**Exercise task:**
Identify the lines that contain the word "users" and copy each one.

* BEGIN Dataset content *

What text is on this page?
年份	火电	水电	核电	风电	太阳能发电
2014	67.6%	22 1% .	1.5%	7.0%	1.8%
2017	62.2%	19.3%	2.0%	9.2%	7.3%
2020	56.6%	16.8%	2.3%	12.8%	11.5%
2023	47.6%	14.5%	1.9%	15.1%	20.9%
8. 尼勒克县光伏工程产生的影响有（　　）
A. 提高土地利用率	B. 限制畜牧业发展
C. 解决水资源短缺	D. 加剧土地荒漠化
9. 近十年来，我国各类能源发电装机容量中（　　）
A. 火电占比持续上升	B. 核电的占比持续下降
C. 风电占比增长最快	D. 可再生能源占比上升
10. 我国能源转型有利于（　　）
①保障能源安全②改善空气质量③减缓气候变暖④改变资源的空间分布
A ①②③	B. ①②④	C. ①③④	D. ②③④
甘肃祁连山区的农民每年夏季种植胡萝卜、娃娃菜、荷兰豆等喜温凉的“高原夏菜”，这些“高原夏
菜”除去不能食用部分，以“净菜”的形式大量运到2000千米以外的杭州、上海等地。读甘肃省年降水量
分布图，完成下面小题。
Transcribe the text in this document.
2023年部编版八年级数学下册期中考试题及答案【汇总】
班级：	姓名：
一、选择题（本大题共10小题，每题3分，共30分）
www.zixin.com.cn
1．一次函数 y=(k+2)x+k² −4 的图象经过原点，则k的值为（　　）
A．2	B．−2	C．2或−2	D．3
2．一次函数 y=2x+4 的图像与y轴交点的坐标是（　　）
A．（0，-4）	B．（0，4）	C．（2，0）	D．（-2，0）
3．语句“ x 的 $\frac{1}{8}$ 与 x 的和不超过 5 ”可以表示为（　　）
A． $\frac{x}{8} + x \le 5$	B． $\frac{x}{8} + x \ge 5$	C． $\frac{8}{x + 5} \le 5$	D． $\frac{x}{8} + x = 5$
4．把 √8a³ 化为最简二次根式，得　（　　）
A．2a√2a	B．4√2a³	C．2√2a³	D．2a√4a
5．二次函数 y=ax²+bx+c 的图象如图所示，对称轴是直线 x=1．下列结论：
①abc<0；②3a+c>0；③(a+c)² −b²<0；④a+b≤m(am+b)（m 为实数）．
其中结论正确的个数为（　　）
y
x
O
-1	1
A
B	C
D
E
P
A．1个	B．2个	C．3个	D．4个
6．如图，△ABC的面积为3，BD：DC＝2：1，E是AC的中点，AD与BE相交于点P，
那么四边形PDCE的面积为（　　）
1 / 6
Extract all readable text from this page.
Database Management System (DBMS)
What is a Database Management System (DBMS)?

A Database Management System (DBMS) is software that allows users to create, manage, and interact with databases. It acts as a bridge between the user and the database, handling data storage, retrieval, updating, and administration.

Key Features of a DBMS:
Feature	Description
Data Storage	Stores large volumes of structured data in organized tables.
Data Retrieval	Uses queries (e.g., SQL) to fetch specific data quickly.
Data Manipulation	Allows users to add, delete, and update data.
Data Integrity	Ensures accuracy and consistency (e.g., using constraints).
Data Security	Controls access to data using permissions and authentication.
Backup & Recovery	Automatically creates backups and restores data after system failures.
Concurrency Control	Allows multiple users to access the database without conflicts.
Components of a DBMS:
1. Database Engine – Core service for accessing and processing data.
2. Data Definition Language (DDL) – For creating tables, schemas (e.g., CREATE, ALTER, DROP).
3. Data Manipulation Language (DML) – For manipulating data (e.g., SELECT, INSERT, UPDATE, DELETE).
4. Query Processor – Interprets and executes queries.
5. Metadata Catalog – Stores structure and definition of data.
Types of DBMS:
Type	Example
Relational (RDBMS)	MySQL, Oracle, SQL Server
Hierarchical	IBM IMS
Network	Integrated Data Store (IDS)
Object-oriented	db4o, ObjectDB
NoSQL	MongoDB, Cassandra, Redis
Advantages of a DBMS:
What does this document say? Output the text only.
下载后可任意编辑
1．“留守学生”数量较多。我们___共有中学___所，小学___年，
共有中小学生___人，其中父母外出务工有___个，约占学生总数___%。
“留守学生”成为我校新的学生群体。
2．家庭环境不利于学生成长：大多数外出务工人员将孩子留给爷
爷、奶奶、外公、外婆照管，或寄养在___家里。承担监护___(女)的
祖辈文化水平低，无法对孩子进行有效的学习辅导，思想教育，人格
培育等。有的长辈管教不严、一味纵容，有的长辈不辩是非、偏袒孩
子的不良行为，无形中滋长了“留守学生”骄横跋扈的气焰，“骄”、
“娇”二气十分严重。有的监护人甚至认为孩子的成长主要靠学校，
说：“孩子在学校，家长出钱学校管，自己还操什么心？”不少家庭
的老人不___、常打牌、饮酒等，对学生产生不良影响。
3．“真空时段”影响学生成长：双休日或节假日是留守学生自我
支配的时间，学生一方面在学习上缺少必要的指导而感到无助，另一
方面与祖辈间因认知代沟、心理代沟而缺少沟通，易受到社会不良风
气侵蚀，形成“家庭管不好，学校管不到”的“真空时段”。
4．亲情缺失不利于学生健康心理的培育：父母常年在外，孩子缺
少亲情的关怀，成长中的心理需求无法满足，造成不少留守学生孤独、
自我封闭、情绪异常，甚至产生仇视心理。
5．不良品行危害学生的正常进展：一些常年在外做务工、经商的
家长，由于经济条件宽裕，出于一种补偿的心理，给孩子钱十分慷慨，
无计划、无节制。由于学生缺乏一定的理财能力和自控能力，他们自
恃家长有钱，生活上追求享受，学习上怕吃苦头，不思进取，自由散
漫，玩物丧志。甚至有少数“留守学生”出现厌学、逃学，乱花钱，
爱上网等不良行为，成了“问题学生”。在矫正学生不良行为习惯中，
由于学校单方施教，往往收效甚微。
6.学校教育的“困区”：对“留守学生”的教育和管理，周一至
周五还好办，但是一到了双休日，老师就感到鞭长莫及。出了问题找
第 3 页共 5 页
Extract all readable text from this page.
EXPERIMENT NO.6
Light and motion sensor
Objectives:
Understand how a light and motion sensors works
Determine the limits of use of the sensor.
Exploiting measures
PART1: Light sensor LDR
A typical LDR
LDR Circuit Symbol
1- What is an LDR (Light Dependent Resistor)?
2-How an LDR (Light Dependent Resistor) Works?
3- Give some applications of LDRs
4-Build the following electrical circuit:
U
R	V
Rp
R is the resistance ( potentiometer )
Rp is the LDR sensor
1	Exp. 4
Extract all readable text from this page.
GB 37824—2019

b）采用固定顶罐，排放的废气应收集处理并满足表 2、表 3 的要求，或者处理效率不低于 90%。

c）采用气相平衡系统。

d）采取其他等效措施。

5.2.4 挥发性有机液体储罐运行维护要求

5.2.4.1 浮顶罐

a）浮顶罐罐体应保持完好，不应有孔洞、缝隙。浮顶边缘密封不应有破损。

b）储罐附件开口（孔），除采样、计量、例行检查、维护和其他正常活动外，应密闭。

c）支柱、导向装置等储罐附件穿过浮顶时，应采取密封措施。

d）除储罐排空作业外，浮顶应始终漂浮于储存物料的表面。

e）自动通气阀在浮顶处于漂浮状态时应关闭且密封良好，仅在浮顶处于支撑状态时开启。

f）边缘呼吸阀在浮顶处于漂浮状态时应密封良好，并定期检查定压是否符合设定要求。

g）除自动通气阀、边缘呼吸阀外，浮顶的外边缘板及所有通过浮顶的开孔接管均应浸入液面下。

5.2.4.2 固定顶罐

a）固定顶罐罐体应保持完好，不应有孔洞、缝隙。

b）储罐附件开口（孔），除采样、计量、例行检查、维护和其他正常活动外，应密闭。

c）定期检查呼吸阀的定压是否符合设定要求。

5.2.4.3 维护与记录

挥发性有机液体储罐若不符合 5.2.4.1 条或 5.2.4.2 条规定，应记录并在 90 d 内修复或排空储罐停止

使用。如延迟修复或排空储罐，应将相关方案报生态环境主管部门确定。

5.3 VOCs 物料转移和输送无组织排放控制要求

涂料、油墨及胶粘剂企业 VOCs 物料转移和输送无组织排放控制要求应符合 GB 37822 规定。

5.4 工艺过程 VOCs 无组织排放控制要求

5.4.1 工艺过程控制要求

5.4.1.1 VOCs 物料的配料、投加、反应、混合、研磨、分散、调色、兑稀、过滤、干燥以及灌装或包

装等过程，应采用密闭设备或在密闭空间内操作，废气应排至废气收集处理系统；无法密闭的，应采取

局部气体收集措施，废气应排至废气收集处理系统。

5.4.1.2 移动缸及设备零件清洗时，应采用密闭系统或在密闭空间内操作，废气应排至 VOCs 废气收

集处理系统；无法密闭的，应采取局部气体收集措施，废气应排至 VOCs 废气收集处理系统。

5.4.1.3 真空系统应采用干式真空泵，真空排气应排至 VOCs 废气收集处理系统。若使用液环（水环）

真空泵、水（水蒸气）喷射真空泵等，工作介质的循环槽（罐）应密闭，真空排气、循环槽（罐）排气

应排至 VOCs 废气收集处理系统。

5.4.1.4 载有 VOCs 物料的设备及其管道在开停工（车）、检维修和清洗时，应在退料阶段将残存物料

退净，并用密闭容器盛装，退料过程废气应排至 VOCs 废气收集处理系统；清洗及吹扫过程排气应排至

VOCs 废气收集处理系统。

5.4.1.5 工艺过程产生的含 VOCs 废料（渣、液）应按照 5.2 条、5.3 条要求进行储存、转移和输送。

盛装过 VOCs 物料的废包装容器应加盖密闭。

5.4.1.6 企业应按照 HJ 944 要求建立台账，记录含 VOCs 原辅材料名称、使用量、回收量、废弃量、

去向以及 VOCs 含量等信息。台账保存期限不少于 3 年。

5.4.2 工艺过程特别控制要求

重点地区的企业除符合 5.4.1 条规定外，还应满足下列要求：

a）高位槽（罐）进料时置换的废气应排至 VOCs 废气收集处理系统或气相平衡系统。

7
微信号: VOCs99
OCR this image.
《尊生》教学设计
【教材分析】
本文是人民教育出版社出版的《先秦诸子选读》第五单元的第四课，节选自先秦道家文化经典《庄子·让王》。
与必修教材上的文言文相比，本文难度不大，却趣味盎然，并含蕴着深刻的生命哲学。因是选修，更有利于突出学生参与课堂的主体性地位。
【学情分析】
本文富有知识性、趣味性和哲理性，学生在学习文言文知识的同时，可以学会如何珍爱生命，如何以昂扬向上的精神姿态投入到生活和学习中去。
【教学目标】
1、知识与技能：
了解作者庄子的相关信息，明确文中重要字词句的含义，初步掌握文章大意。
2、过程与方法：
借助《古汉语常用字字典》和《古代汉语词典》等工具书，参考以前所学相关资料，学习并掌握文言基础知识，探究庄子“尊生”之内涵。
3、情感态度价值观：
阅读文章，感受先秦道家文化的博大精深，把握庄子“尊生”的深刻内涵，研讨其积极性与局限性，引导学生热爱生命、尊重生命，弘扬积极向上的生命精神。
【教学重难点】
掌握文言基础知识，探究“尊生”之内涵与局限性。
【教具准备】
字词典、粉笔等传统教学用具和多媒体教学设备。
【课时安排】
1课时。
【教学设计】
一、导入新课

* END Dataset content *

**Result:**
A Database Management System (DBMS) is software that allows users to create, manage, and interact with databases. It acts as a bridge between the user and the database, handling data storage, retrieval, updating, and administration.
Data Manipulation	Allows users to add, delete, and update data.
Concurrency Control	Allows multiple users to access the database without conflicts.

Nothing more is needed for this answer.